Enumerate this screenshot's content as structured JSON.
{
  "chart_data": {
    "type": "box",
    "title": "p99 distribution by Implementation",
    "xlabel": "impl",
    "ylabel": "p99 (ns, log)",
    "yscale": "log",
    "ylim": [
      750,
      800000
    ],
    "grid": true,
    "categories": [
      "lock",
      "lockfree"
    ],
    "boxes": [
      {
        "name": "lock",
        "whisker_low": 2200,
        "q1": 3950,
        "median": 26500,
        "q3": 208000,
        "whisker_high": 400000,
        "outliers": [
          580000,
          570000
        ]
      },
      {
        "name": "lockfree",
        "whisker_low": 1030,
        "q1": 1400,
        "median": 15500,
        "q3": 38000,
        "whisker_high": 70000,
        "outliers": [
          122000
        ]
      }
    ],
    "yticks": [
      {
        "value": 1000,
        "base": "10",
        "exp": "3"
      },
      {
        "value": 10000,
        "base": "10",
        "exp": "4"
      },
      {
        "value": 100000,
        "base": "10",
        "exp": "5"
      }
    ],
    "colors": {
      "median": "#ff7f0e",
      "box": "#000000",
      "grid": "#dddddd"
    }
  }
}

PROBLEM DETAILS: Copy out every line holding the string "median".

EXERCISE ANSWER:
        "median": 26500,
        "median": 15500,
      "median": "#ff7f0e",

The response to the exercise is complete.